# Your objective
Write out each line of the listing as it stands, without the images.

# Provided data
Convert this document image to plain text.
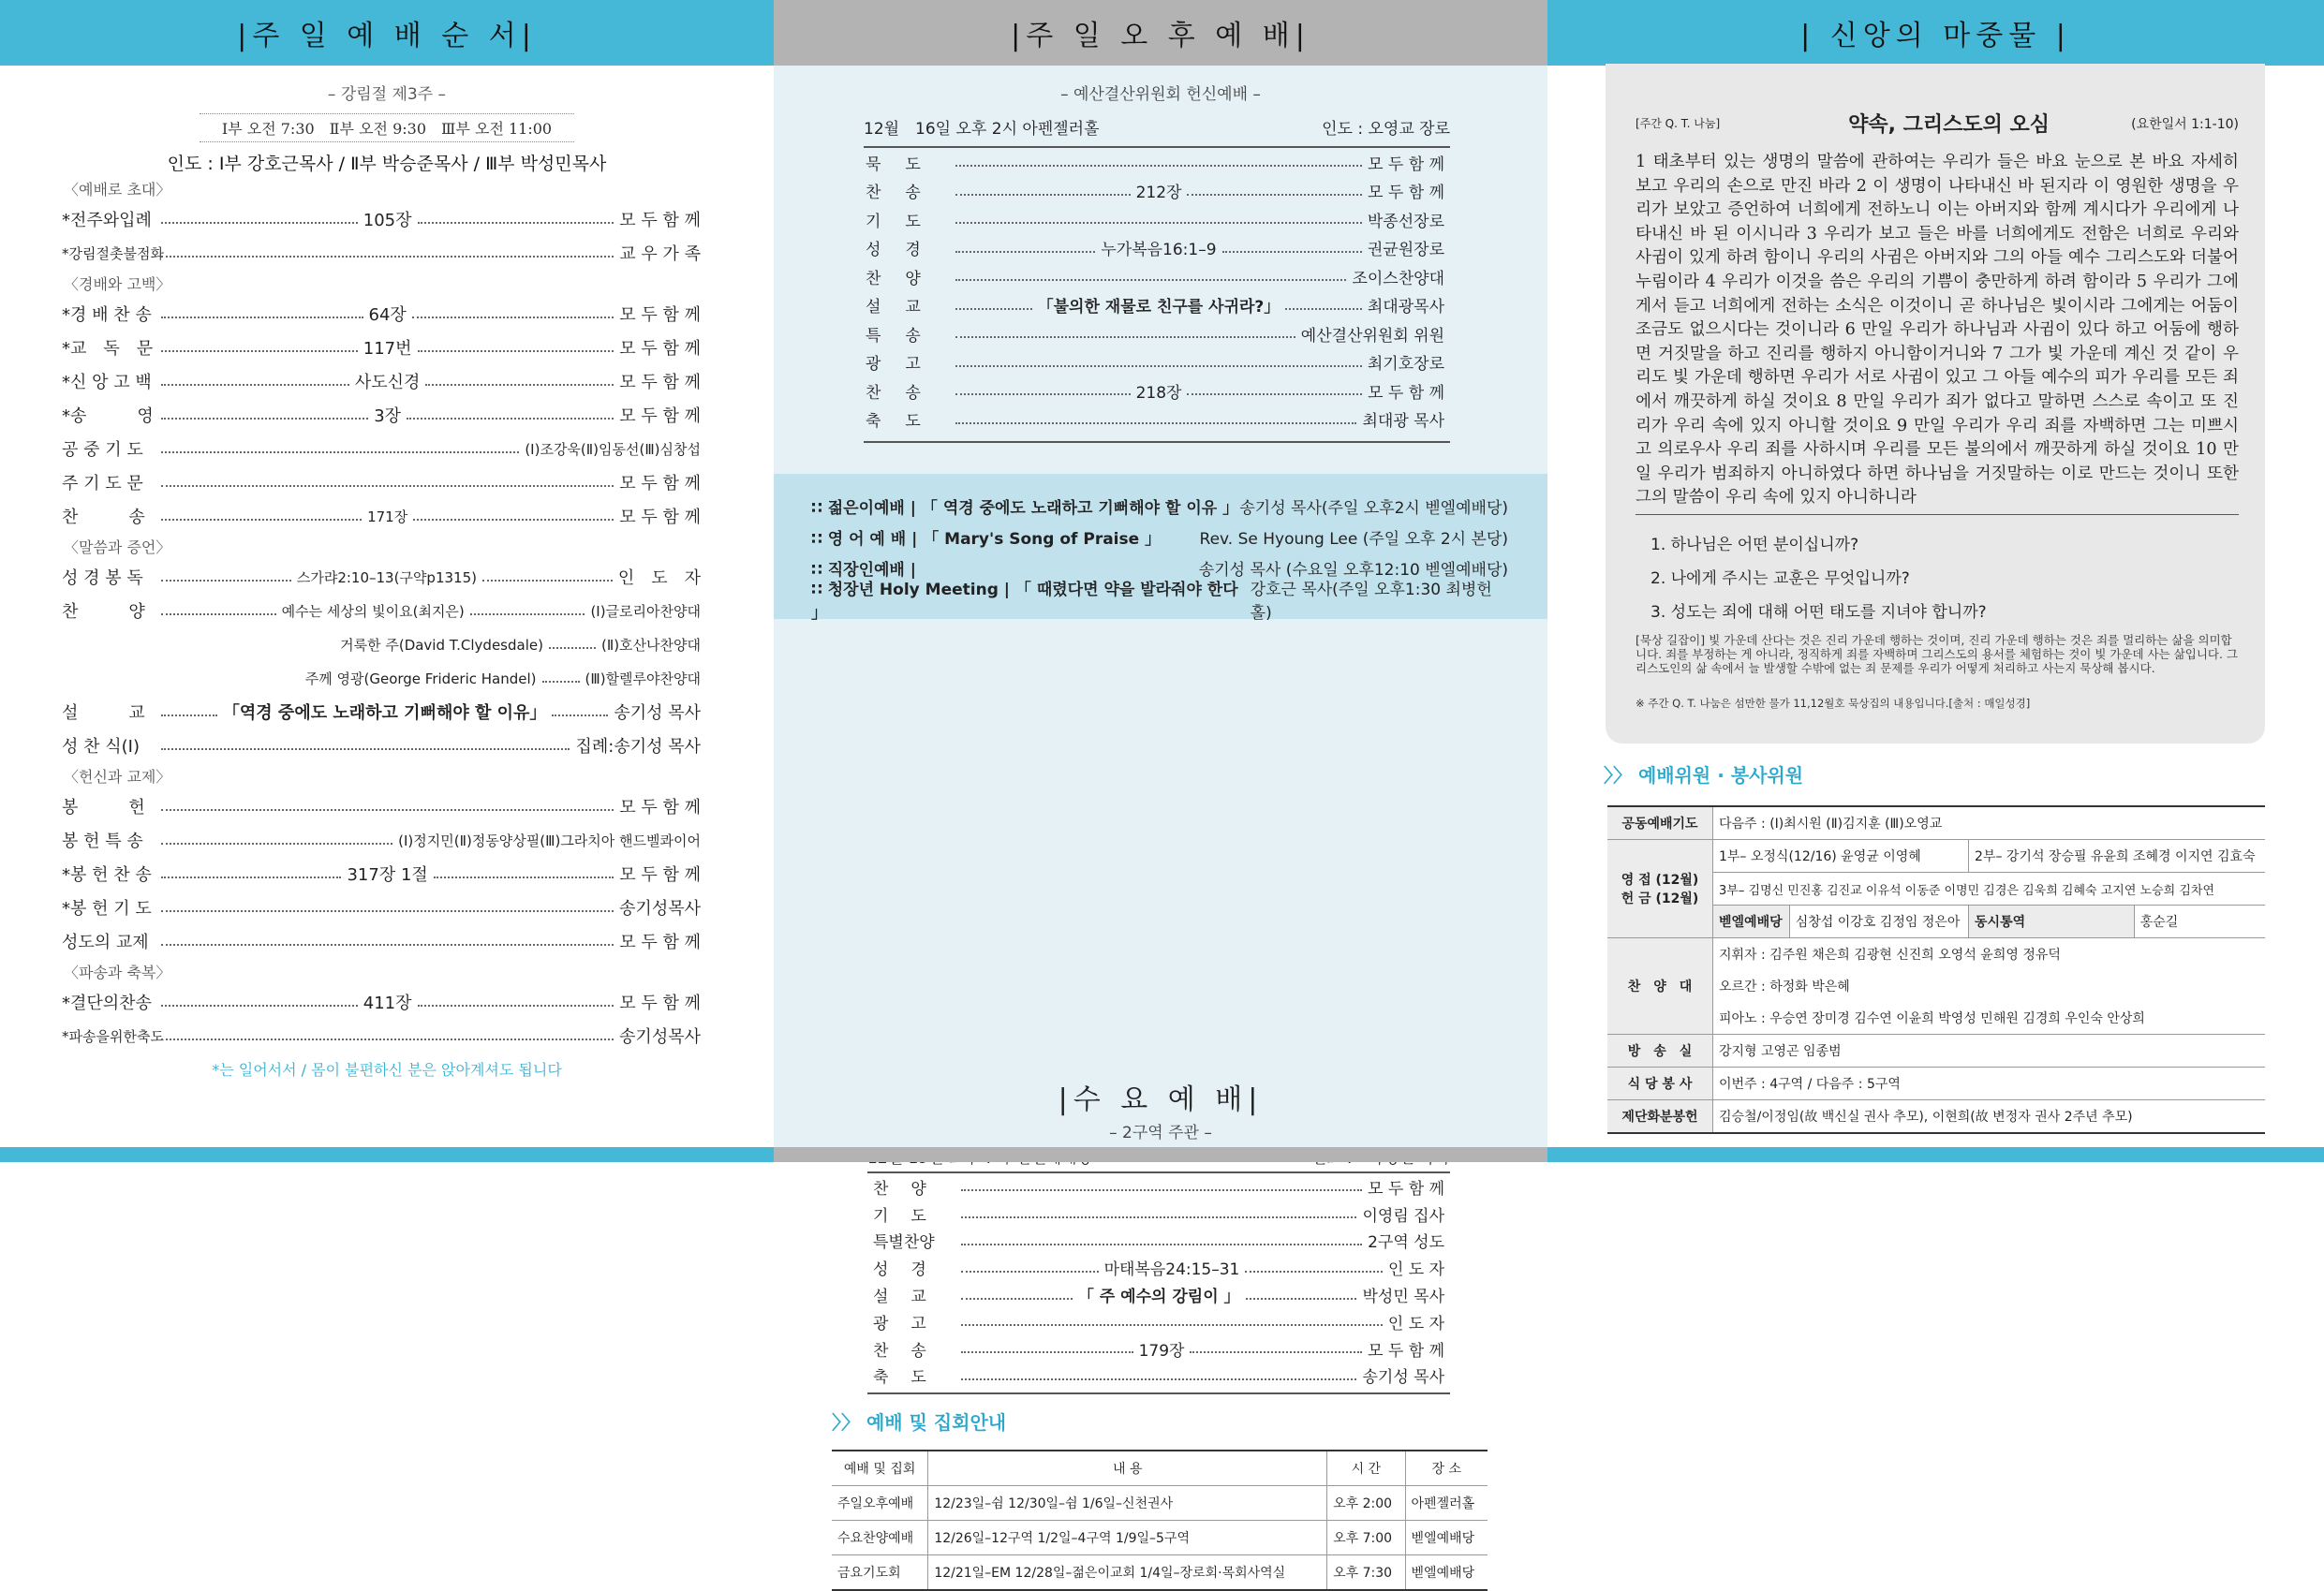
|주 일 예 배 순 서|
– 강림절 제3주 –
Ⅰ부 오전 7:30　Ⅱ부 오전 9:30　Ⅲ부 오전 11:00
인도 : Ⅰ부 강호근목사 / Ⅱ부 박승준목사 / Ⅲ부 박성민목사
〈예배로 초대〉
*전주와입례	105장	모 두 함 께
*강림절촛불점화	교 우 가 족
〈경배와 고백〉
*경 배 찬 송	64장	모 두 함 께
*교　독　문	117번	모 두 함 께
*신 앙 고 백	사도신경	모 두 함 께
*송　　　영	3장	모 두 함 께
공 중 기 도	(Ⅰ)조강욱(Ⅱ)임동선(Ⅲ)심창섭
주 기 도 문	모 두 함 께
찬　　　송	171장	모 두 함 께
〈말씀과 증언〉
성 경 봉 독	스가랴2:10–13(구약p1315)	인　도　자
찬　　　양	예수는 세상의 빛이요(최지은)	(Ⅰ)글로리아찬양대
거룩한 주(David T.Clydesdale)	(Ⅱ)호산나찬양대
주께 영광(George Frideric Handel)	(Ⅲ)할렐루야찬양대
설　　　교	「역경 중에도 노래하고 기뻐해야 할 이유」	송기성 목사
성 찬 식(Ⅰ)	집례:송기성 목사
〈헌신과 교제〉
봉　　　헌	모 두 함 께
봉 헌 특 송	(Ⅰ)정지민(Ⅱ)정동양상필(Ⅲ)그라치아 핸드벨콰이어
*봉 헌 찬 송	317장 1절	모 두 함 께
*봉 헌 기 도	송기성목사
성도의 교제	모 두 함 께
〈파송과 축복〉
*결단의찬송	411장	모 두 함 께
*파송을위한축도	송기성목사
*는 일어서서 / 몸이 불편하신 분은 앉아계셔도 됩니다
|주 일 오 후 예 배|
– 예산결산위원회 헌신예배 –
12월　16일 오후 2시 아펜젤러홀	인도 : 오영교 장로
묵도	모 두 함 께
찬송	212장	모 두 함 께
기도	박종선장로
성경	누가복음16:1–9	권균원장로
찬양	조이스찬양대
설교	「불의한 재물로 친구를 사귀라?」	최대광목사
특송	예산결산위원회 위원
광고	최기호장로
찬송	218장	모 두 함 께
축도	최대광 목사
∷ 젊은이예배 | 「 역경 중에도 노래하고 기뻐해야 할 이유 」 송기성 목사(주일 오후2시 벧엘예배당)
∷ 영 어 예 배 | 「 Mary's Song of Praise 」 Rev. Se Hyoung Lee (주일 오후 2시 본당)
∷ 직장인예배 |	송기성 목사 (수요일 오후12:10 벧엘예배당)
∷ 청장년 Holy Meeting | 「 때렸다면 약을 발라줘야 한다 」
강호근 목사(주일 오후1:30 최병헌홀)
|수 요 예 배|
– 2구역 주관 –
찬양	모 두 함 께
기도	이영림 집사
특별찬양	2구역 성도
성경	마태복음24:15–31	인 도 자
설교	「 주 예수의 강림이 」	박성민 목사
광고	인 도 자
찬송	179장	모 두 함 께
축도	송기성 목사
〉〉 예배 및 집회안내
예배 및 집회	내 용	시 간	장 소
주일오후예배	12/23일–쉼 12/30일–쉼 1/6일–신천권사	오후 2:00	아펜젤러홀
수요찬양예배	12/26일–12구역 1/2일–4구역 1/9일–5구역	오후 7:00	벧엘예배당
금요기도회	12/21일–EM 12/28일–젊은이교회 1/4일–장로회·목회사역실	오후 7:30	벧엘예배당
| 신앙의 마중물 |
[주간 Q. T. 나눔]	약속, 그리스도의 오심	(요한일서 1:1-10)
1 태초부터 있는 생명의 말씀에 관하여는 우리가 들은 바요 눈으로 본 바요 자세히 보고 우리의 손으로 만진 바라 2 이 생명이 나타내신 바 된지라 이 영원한 생명을 우리가 보았고 증언하여 너희에게 전하노니 이는 아버지와 함께 계시다가 우리에게 나타내신 바 된 이시니라 3 우리가 보고 들은 바를 너희에게도 전함은 너희로 우리와 사귐이 있게 하려 함이니 우리의 사귐은 아버지와 그의 아들 예수 그리스도와 더불어 누림이라 4 우리가 이것을 씀은 우리의 기쁨이 충만하게 하려 함이라 5 우리가 그에게서 듣고 너희에게 전하는 소식은 이것이니 곧 하나님은 빛이시라 그에게는 어둠이 조금도 없으시다는 것이니라 6 만일 우리가 하나님과 사귐이 있다 하고 어둠에 행하면 거짓말을 하고 진리를 행하지 아니함이거니와 7 그가 빛 가운데 계신 것 같이 우리도 빛 가운데 행하면 우리가 서로 사귐이 있고 그 아들 예수의 피가 우리를 모든 죄에서 깨끗하게 하실 것이요 8 만일 우리가 죄가 없다고 말하면 스스로 속이고 또 진리가 우리 속에 있지 아니할 것이요 9 만일 우리가 우리 죄를 자백하면 그는 미쁘시고 의로우사 우리 죄를 사하시며 우리를 모든 불의에서 깨끗하게 하실 것이요 10 만일 우리가 범죄하지 아니하였다 하면 하나님을 거짓말하는 이로 만드는 것이니 또한 그의 말씀이 우리 속에 있지 아니하니라
1. 하나님은 어떤 분이십니까?
2. 나에게 주시는 교훈은 무엇입니까?
3. 성도는 죄에 대해 어떤 태도를 지녀야 합니까?
[묵상 길잡이] 빛 가운데 산다는 것은 진리 가운데 행하는 것이며, 진리 가운데 행하는 것은 죄를 멀리하는 삶을 의미합니다. 죄를 부정하는 게 아니라, 정직하게 죄를 자백하며 그리스도의 용서를 체험하는 것이 빛 가운데 사는 삶입니다. 그리스도인의 삶 속에서 늘 발생할 수밖에 없는 죄 문제를 우리가 어떻게 처리하고 사는지 묵상해 봅시다.
※ 주간 Q. T. 나눔은 섬만한 물가 11,12월호 묵상집의 내용입니다.[출처 : 매일성경]
〉〉 예배위원 · 봉사위원
공동예배기도	다음주 : (Ⅰ)최시원 (Ⅱ)김지훈 (Ⅲ)오영교			
영 접 (12월) 헌 금 (12월)	1부– 오정식(12/16) 윤영균 이영혜		2부– 강기석 장승필 유윤희 조혜경 이지연 김효숙	
	3부– 김명신 민진홍 김진교 이유석 이동준 이명민 김경은 김욱희 김혜숙 고지연 노승희 김차연			
	벧엘예배당	심창섭 이강호 김정임 정은아	동시통역	홍순길
찬　양　대	지휘자 : 김주원 채은희 김광현 신진희 오영석 윤희영 정유덕			
	오르간 : 하정화 박은혜			
	피아노 : 우승연 장미경 김수연 이윤희 박영성 민해원 김경희 우인숙 안상희			
방　송　실	강지형 고영곤 임종범			
식 당 봉 사	이번주 : 4구역 / 다음주 : 5구역			
제단화분봉헌	김승철/이정임(故 백신실 권사 추모), 이현희(故 변정자 권사 2주년 추모)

# In response
Convert this document image to plain text.
|주 일 예 배 순 서|
– 강림절 제3주 –
Ⅰ부 오전 7:30　Ⅱ부 오전 9:30　Ⅲ부 오전 11:00
인도 : Ⅰ부 강호근목사 / Ⅱ부 박승준목사 / Ⅲ부 박성민목사
〈예배로 초대〉
*전주와입례	105장	모 두 함 께
*강림절촛불점화	교 우 가 족
〈경배와 고백〉
*경 배 찬 송	64장	모 두 함 께
*교　독　문	117번	모 두 함 께
*신 앙 고 백	사도신경	모 두 함 께
*송　　　영	3장	모 두 함 께
공 중 기 도	(Ⅰ)조강욱(Ⅱ)임동선(Ⅲ)심창섭
주 기 도 문	모 두 함 께
찬　　　송	171장	모 두 함 께
〈말씀과 증언〉
성 경 봉 독	스가랴2:10–13(구약p1315)	인　도　자
찬　　　양	예수는 세상의 빛이요(최지은)	(Ⅰ)글로리아찬양대
거룩한 주(David T.Clydesdale)	(Ⅱ)호산나찬양대
주께 영광(George Frideric Handel)	(Ⅲ)할렐루야찬양대
설　　　교	「역경 중에도 노래하고 기뻐해야 할 이유」	송기성 목사
성 찬 식(Ⅰ)	집례:송기성 목사
〈헌신과 교제〉
봉　　　헌	모 두 함 께
봉 헌 특 송	(Ⅰ)정지민(Ⅱ)정동양상필(Ⅲ)그라치아 핸드벨콰이어
*봉 헌 찬 송	317장 1절	모 두 함 께
*봉 헌 기 도	송기성목사
성도의 교제	모 두 함 께
〈파송과 축복〉
*결단의찬송	411장	모 두 함 께
*파송을위한축도	송기성목사
*는 일어서서 / 몸이 불편하신 분은 앉아계셔도 됩니다
|주 일 오 후 예 배|
– 예산결산위원회 헌신예배 –
12월　16일 오후 2시 아펜젤러홀	인도 : 오영교 장로
묵도	모 두 함 께
찬송	212장	모 두 함 께
기도	박종선장로
성경	누가복음16:1–9	권균원장로
찬양	조이스찬양대
설교	「불의한 재물로 친구를 사귀라?」	최대광목사
특송	예산결산위원회 위원
광고	최기호장로
찬송	218장	모 두 함 께
축도	최대광 목사
∷ 젊은이예배 | 「 역경 중에도 노래하고 기뻐해야 할 이유 」 송기성 목사(주일 오후2시 벧엘예배당)
∷ 영 어 예 배 | 「 Mary's Song of Praise 」 Rev. Se Hyoung Lee (주일 오후 2시 본당)
∷ 직장인예배 |	송기성 목사 (수요일 오후12:10 벧엘예배당)
∷ 청장년 Holy Meeting | 「 때렸다면 약을 발라줘야 한다 」
강호근 목사(주일 오후1:30 최병헌홀)
|수 요 예 배|
– 2구역 주관 –
찬양	모 두 함 께
기도	이영림 집사
특별찬양	2구역 성도
성경	마태복음24:15–31	인 도 자
설교	「 주 예수의 강림이 」	박성민 목사
광고	인 도 자
찬송	179장	모 두 함 께
축도	송기성 목사
〉〉 예배 및 집회안내
예배 및 집회	내 용	시 간	장 소
주일오후예배	12/23일–쉼 12/30일–쉼 1/6일–신천권사	오후 2:00	아펜젤러홀
수요찬양예배	12/26일–12구역 1/2일–4구역 1/9일–5구역	오후 7:00	벧엘예배당
금요기도회	12/21일–EM 12/28일–젊은이교회 1/4일–장로회·목회사역실	오후 7:30	벧엘예배당
| 신앙의 마중물 |
[주간 Q. T. 나눔]	약속, 그리스도의 오심	(요한일서 1:1-10)
1 태초부터 있는 생명의 말씀에 관하여는 우리가 들은 바요 눈으로 본 바요 자세히 보고 우리의 손으로 만진 바라 2 이 생명이 나타내신 바 된지라 이 영원한 생명을 우리가 보았고 증언하여 너희에게 전하노니 이는 아버지와 함께 계시다가 우리에게 나타내신 바 된 이시니라 3 우리가 보고 들은 바를 너희에게도 전함은 너희로 우리와 사귐이 있게 하려 함이니 우리의 사귐은 아버지와 그의 아들 예수 그리스도와 더불어 누림이라 4 우리가 이것을 씀은 우리의 기쁨이 충만하게 하려 함이라 5 우리가 그에게서 듣고 너희에게 전하는 소식은 이것이니 곧 하나님은 빛이시라 그에게는 어둠이 조금도 없으시다는 것이니라 6 만일 우리가 하나님과 사귐이 있다 하고 어둠에 행하면 거짓말을 하고 진리를 행하지 아니함이거니와 7 그가 빛 가운데 계신 것 같이 우리도 빛 가운데 행하면 우리가 서로 사귐이 있고 그 아들 예수의 피가 우리를 모든 죄에서 깨끗하게 하실 것이요 8 만일 우리가 죄가 없다고 말하면 스스로 속이고 또 진리가 우리 속에 있지 아니할 것이요 9 만일 우리가 우리 죄를 자백하면 그는 미쁘시고 의로우사 우리 죄를 사하시며 우리를 모든 불의에서 깨끗하게 하실 것이요 10 만일 우리가 범죄하지 아니하였다 하면 하나님을 거짓말하는 이로 만드는 것이니 또한 그의 말씀이 우리 속에 있지 아니하니라
1. 하나님은 어떤 분이십니까?
2. 나에게 주시는 교훈은 무엇입니까?
3. 성도는 죄에 대해 어떤 태도를 지녀야 합니까?
[묵상 길잡이] 빛 가운데 산다는 것은 진리 가운데 행하는 것이며, 진리 가운데 행하는 것은 죄를 멀리하는 삶을 의미합니다. 죄를 부정하는 게 아니라, 정직하게 죄를 자백하며 그리스도의 용서를 체험하는 것이 빛 가운데 사는 삶입니다. 그리스도인의 삶 속에서 늘 발생할 수밖에 없는 죄 문제를 우리가 어떻게 처리하고 사는지 묵상해 봅시다.
※ 주간 Q. T. 나눔은 섬만한 물가 11,12월호 묵상집의 내용입니다.[출처 : 매일성경]
〉〉 예배위원 · 봉사위원
공동예배기도	다음주 : (Ⅰ)최시원 (Ⅱ)김지훈 (Ⅲ)오영교			
영 접 (12월) 헌 금 (12월)	1부– 오정식(12/16) 윤영균 이영혜		2부– 강기석 장승필 유윤희 조혜경 이지연 김효숙	
	3부– 김명신 민진홍 김진교 이유석 이동준 이명민 김경은 김욱희 김혜숙 고지연 노승희 김차연			
	벧엘예배당	심창섭 이강호 김정임 정은아	동시통역	홍순길
찬　양　대	지휘자 : 김주원 채은희 김광현 신진희 오영석 윤희영 정유덕			
	오르간 : 하정화 박은혜			
	피아노 : 우승연 장미경 김수연 이윤희 박영성 민해원 김경희 우인숙 안상희			
방　송　실	강지형 고영곤 임종범			
식 당 봉 사	이번주 : 4구역 / 다음주 : 5구역			
제단화분봉헌	김승철/이정임(故 백신실 권사 추모), 이현희(故 변정자 권사 2주년 추모)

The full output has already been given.